-- START OF SUPPLIED DATA --

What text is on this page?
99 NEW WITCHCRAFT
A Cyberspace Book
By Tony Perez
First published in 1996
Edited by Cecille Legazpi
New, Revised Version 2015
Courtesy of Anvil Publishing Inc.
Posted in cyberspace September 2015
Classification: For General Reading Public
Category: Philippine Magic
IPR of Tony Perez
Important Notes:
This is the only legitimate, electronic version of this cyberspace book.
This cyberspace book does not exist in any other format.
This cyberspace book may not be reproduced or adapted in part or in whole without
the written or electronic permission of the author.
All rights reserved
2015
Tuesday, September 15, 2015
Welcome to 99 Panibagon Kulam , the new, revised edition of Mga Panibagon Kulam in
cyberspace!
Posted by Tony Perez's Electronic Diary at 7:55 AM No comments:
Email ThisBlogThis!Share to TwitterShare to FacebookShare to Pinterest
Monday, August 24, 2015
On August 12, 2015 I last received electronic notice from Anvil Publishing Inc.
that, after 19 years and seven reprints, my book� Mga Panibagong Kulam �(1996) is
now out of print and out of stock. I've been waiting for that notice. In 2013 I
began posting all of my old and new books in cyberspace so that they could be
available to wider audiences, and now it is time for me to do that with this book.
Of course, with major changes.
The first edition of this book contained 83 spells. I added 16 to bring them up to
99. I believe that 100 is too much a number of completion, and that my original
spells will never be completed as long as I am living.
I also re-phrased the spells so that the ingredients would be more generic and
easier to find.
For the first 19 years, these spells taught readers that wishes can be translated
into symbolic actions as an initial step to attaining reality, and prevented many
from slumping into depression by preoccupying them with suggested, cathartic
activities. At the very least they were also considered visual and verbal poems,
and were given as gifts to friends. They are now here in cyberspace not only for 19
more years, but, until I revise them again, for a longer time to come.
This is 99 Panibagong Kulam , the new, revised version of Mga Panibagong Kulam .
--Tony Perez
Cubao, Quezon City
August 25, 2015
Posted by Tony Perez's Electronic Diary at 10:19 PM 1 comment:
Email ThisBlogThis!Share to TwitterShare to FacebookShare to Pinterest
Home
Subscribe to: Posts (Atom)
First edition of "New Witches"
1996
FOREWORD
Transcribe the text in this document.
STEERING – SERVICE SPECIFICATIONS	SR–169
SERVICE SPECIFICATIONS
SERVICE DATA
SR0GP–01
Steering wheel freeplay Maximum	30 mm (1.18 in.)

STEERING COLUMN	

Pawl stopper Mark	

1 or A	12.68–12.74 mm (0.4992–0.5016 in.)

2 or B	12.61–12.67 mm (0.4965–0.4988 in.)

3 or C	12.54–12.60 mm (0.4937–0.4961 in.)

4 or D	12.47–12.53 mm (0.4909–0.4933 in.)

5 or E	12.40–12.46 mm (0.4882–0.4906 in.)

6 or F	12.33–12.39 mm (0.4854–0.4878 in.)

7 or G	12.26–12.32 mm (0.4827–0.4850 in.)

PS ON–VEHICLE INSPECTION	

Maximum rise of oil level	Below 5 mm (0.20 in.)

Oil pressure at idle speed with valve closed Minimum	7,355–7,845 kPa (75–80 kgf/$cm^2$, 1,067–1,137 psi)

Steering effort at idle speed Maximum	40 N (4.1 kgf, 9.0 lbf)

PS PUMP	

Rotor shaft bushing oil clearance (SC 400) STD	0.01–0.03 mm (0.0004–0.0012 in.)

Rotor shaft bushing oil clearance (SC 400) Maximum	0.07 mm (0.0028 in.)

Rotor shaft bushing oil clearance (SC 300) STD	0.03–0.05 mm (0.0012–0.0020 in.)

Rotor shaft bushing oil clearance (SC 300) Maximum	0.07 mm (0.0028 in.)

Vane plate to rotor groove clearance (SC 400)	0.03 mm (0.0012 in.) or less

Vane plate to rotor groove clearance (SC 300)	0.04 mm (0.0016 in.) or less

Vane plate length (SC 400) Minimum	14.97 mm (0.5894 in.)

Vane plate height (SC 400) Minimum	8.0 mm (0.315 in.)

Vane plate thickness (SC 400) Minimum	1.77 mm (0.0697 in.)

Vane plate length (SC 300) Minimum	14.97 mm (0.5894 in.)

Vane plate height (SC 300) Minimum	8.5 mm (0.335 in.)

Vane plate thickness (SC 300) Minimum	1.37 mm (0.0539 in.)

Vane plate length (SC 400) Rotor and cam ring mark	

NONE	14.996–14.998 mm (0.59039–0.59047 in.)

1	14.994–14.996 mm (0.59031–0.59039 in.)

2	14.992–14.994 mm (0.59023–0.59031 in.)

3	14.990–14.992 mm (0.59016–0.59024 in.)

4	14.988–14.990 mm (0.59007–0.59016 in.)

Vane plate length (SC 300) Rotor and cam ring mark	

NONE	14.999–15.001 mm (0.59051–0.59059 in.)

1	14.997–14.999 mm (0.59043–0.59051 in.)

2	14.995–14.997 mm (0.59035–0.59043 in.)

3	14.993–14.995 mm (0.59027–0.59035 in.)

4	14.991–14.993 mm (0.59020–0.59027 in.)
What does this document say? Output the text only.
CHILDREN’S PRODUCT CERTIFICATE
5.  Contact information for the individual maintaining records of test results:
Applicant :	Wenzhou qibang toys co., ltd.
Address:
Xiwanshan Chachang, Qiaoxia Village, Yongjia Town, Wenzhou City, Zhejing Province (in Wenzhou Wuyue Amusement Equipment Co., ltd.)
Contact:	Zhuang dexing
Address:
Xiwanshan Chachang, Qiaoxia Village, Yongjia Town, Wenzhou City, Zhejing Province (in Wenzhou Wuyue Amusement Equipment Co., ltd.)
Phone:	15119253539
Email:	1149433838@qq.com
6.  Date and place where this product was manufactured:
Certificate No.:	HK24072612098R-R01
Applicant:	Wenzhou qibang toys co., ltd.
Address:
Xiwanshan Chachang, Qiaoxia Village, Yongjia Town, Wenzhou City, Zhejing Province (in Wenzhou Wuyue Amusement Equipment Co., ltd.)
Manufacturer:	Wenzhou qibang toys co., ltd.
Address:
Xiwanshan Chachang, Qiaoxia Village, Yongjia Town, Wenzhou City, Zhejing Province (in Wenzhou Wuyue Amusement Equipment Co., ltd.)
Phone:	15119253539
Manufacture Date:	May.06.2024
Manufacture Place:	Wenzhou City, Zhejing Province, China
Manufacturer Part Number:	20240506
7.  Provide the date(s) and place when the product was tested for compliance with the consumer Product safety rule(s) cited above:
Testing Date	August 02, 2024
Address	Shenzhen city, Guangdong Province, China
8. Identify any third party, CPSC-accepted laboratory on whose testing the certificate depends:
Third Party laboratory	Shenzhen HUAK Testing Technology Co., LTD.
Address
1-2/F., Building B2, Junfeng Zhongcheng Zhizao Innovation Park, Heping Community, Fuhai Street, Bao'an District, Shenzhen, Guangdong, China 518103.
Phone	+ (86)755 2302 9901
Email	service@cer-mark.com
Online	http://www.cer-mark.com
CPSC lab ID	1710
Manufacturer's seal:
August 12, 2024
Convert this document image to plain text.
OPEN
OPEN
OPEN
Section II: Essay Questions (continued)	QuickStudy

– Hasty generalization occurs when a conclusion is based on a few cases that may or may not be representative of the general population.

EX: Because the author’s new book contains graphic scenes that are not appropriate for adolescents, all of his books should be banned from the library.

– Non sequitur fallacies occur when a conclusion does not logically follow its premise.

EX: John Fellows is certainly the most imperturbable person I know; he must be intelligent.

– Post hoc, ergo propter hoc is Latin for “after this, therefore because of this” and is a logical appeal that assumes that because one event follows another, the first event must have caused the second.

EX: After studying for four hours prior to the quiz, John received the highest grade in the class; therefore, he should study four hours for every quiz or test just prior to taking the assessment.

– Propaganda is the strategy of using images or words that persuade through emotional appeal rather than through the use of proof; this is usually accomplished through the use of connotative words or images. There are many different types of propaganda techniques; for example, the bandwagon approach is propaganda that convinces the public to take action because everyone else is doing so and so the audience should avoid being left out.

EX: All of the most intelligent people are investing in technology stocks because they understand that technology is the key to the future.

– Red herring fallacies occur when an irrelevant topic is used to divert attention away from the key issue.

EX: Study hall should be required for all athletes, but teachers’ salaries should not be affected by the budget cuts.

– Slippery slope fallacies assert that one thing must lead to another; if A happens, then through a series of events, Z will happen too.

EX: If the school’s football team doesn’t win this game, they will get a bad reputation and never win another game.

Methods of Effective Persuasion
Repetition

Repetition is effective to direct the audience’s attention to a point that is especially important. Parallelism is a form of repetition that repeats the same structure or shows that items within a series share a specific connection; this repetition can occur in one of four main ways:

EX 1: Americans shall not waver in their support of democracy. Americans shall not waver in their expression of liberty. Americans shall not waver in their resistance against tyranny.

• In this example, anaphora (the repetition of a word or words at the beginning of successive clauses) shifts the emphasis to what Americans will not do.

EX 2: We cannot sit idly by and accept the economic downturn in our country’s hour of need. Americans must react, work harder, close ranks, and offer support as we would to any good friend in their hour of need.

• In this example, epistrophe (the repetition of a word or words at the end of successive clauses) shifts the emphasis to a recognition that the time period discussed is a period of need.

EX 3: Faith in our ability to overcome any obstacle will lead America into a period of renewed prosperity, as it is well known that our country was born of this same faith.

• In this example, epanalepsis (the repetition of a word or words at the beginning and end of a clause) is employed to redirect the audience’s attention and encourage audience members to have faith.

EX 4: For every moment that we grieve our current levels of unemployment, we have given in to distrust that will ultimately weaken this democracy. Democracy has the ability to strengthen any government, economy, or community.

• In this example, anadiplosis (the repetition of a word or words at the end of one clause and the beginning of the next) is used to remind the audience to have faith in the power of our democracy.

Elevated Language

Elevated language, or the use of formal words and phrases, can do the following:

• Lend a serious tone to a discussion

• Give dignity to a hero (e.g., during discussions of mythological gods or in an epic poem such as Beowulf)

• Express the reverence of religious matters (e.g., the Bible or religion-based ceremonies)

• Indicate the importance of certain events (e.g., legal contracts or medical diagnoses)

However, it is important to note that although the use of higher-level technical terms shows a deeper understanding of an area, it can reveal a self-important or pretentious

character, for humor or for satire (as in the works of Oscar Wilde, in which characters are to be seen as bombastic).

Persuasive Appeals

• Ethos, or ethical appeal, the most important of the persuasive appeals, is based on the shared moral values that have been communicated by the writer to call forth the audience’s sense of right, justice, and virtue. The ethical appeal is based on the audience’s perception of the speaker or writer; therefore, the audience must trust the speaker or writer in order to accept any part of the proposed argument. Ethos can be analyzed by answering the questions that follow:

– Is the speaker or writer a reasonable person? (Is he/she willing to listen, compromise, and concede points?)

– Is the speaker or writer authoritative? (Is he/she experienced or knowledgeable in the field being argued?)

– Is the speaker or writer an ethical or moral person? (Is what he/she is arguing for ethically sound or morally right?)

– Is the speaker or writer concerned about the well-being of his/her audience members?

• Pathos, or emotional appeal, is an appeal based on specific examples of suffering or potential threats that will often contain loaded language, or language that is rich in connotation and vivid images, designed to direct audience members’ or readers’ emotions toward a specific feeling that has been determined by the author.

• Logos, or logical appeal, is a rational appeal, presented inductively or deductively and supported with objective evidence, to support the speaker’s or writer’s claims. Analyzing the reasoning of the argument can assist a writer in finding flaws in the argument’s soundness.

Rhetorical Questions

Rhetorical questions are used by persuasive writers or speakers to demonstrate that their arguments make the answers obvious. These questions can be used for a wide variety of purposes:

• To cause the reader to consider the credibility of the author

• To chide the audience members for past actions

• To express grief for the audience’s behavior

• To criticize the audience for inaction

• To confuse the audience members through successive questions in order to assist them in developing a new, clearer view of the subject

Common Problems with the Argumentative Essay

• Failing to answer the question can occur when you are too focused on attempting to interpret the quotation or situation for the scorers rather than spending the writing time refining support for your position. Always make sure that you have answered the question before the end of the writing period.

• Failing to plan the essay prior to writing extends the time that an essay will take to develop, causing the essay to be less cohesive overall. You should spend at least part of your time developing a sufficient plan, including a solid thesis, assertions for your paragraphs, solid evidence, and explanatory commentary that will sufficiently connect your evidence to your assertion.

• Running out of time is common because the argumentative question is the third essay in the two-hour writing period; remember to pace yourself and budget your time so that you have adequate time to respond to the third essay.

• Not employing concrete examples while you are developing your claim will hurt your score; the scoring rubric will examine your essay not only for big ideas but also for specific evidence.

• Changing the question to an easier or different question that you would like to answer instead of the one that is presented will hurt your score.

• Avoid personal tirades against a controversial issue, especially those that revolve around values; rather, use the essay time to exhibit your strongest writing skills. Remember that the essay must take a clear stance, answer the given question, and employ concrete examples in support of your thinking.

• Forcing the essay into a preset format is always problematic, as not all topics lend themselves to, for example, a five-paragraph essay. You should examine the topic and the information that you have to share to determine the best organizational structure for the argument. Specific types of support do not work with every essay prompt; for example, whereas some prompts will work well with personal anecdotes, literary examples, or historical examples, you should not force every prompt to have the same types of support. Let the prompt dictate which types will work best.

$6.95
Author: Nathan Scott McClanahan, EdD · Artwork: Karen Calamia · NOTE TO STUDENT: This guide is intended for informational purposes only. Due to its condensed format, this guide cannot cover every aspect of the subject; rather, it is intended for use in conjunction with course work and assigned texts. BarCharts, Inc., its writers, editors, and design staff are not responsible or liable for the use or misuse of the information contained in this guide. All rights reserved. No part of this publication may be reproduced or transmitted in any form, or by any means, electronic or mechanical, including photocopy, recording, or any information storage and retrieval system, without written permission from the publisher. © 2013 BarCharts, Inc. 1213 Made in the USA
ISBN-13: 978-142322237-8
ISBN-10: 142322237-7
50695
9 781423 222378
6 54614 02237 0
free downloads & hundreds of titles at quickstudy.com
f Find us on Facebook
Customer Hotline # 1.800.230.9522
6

-- END OF SUPPLIED DATA --

■ **GIVEN TASK**:
Copy out every line where the word "events" occurs.

■ **TASK RESULT**:
– Slippery slope fallacies assert that one thing must lead to another; if A happens, then through a series of events, Z will happen too.
• Indicate the importance of certain events (e.g., legal contracts or medical diagnoses)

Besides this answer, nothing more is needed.